● **Stated problem**
Your task is to give the listing below back word for word, pictures excluded.

──────── Dataset

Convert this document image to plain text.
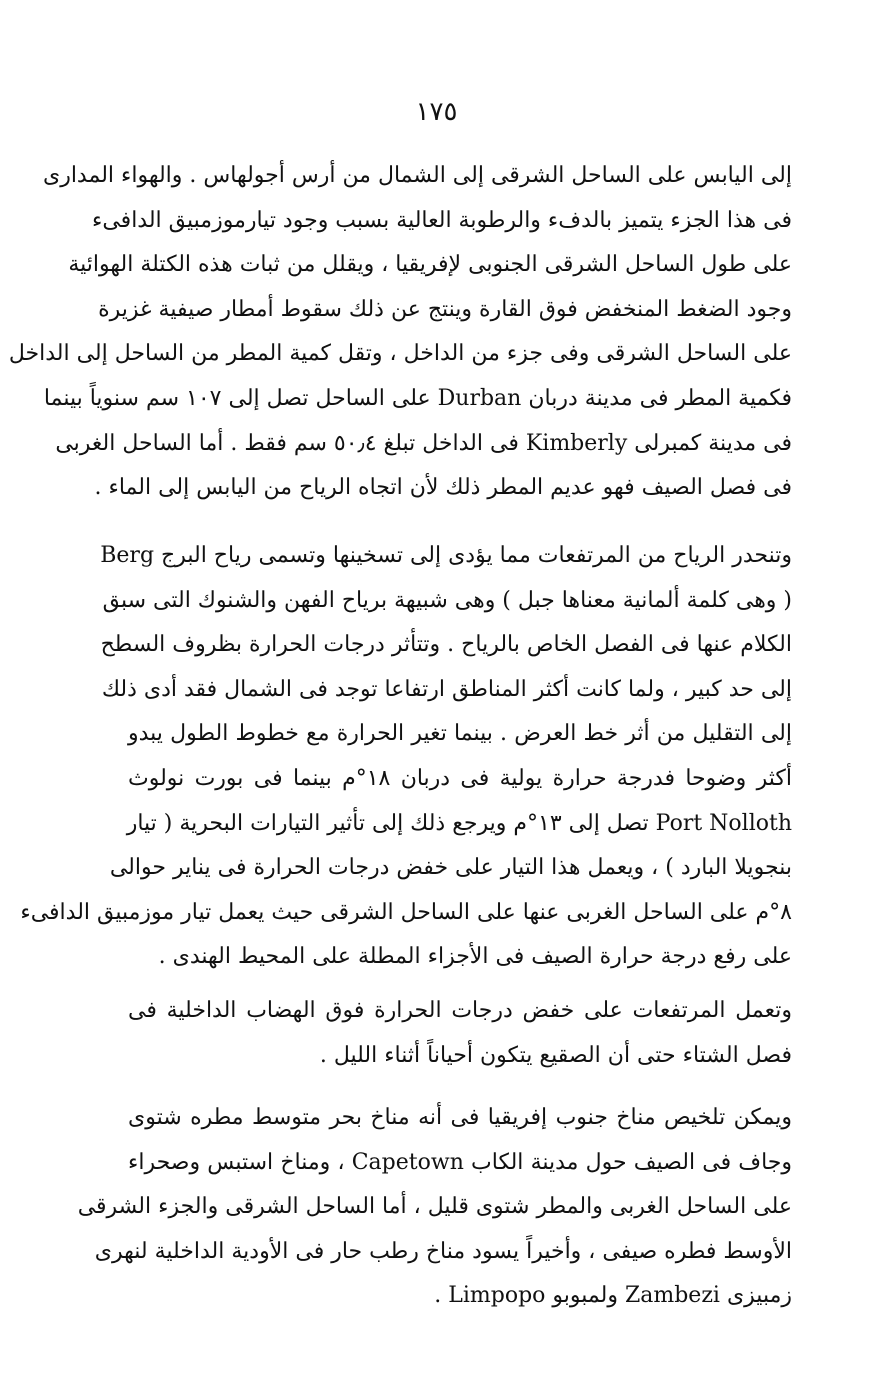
١٧٥
إلى اليابس على الساحل الشرقى إلى الشمال من أرس أجولهاس . والهواء المدارى
فى هذا الجزء يتميز بالدفء والرطوبة العالية بسبب وجود تيارموزمبيق الدافىء
على طول الساحل الشرقى الجنوبى لإفريقيا ، ويقلل من ثبات هذه الكتلة الهوائية
وجود الضغط المنخفض فوق القارة وينتج عن ذلك سقوط أمطار صيفية غزيرة
على الساحل الشرقى وفى جزء من الداخل ، وتقل كمية المطر من الساحل إلى الداخل
فكمية المطر فى مدينة دربان Durban على الساحل تصل إلى ١٠٧ سم سنوياً بينما
فى مدينة كمبرلى Kimberly فى الداخل تبلغ ٥٠٫٤ سم فقط . أما الساحل الغربى
فى فصل الصيف فهو عديم المطر ذلك لأن اتجاه الرياح من اليابس إلى الماء .
وتنحدر الرياح من المرتفعات مما يؤدى إلى تسخينها وتسمى رياح البرج Berg
( وهى كلمة ألمانية معناها جبل ) وهى شبيهة برياح الفهن والشنوك التى سبق
الكلام عنها فى الفصل الخاص بالرياح . وتتأثر درجات الحرارة بظروف السطح
إلى حد كبير ، ولما كانت أكثر المناطق ارتفاعا توجد فى الشمال فقد أدى ذلك
إلى التقليل من أثر خط العرض . بينما تغير الحرارة مع خطوط الطول يبدو
أكثر وضوحا فدرجة حرارة يولية فى دربان ١٨°م بينما فى بورت نولوث
Port Nolloth تصل إلى ١٣°م ويرجع ذلك إلى تأثير التيارات البحرية ( تيار
بنجويلا البارد ) ، ويعمل هذا التيار على خفض درجات الحرارة فى يناير حوالى
٨°م على الساحل الغربى عنها على الساحل الشرقى حيث يعمل تيار موزمبيق الدافىء
على رفع درجة حرارة الصيف فى الأجزاء المطلة على المحيط الهندى .
وتعمل المرتفعات على خفض درجات الحرارة فوق الهضاب الداخلية فى
فصل الشتاء حتى أن الصقيع يتكون أحياناً أثناء الليل .
ويمكن تلخيص مناخ جنوب إفريقيا فى أنه مناخ بحر متوسط مطره شتوى
وجاف فى الصيف حول مدينة الكاب Capetown ، ومناخ استبس وصحراء
على الساحل الغربى والمطر شتوى قليل ، أما الساحل الشرقى والجزء الشرقى
الأوسط فطره صيفى ، وأخيراً يسود مناخ رطب حار فى الأودية الداخلية لنهرى
زمبيزى Zambezi ولمبوبو Limpopo .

────────────────

● **Correct response**
Convert this document image to plain text.
١٧٥
إلى اليابس على الساحل الشرقى إلى الشمال من أرس أجولهاس . والهواء المدارى
فى هذا الجزء يتميز بالدفء والرطوبة العالية بسبب وجود تيارموزمبيق الدافىء
على طول الساحل الشرقى الجنوبى لإفريقيا ، ويقلل من ثبات هذه الكتلة الهوائية
وجود الضغط المنخفض فوق القارة وينتج عن ذلك سقوط أمطار صيفية غزيرة
على الساحل الشرقى وفى جزء من الداخل ، وتقل كمية المطر من الساحل إلى الداخل
فكمية المطر فى مدينة دربان Durban على الساحل تصل إلى ١٠٧ سم سنوياً بينما
فى مدينة كمبرلى Kimberly فى الداخل تبلغ ٥٠٫٤ سم فقط . أما الساحل الغربى
فى فصل الصيف فهو عديم المطر ذلك لأن اتجاه الرياح من اليابس إلى الماء .
وتنحدر الرياح من المرتفعات مما يؤدى إلى تسخينها وتسمى رياح البرج Berg
( وهى كلمة ألمانية معناها جبل ) وهى شبيهة برياح الفهن والشنوك التى سبق
الكلام عنها فى الفصل الخاص بالرياح . وتتأثر درجات الحرارة بظروف السطح
إلى حد كبير ، ولما كانت أكثر المناطق ارتفاعا توجد فى الشمال فقد أدى ذلك
إلى التقليل من أثر خط العرض . بينما تغير الحرارة مع خطوط الطول يبدو
أكثر وضوحا فدرجة حرارة يولية فى دربان ١٨°م بينما فى بورت نولوث
Port Nolloth تصل إلى ١٣°م ويرجع ذلك إلى تأثير التيارات البحرية ( تيار
بنجويلا البارد ) ، ويعمل هذا التيار على خفض درجات الحرارة فى يناير حوالى
٨°م على الساحل الغربى عنها على الساحل الشرقى حيث يعمل تيار موزمبيق الدافىء
على رفع درجة حرارة الصيف فى الأجزاء المطلة على المحيط الهندى .
وتعمل المرتفعات على خفض درجات الحرارة فوق الهضاب الداخلية فى
فصل الشتاء حتى أن الصقيع يتكون أحياناً أثناء الليل .
ويمكن تلخيص مناخ جنوب إفريقيا فى أنه مناخ بحر متوسط مطره شتوى
وجاف فى الصيف حول مدينة الكاب Capetown ، ومناخ استبس وصحراء
على الساحل الغربى والمطر شتوى قليل ، أما الساحل الشرقى والجزء الشرقى
الأوسط فطره صيفى ، وأخيراً يسود مناخ رطب حار فى الأودية الداخلية لنهرى
زمبيزى Zambezi ولمبوبو Limpopo .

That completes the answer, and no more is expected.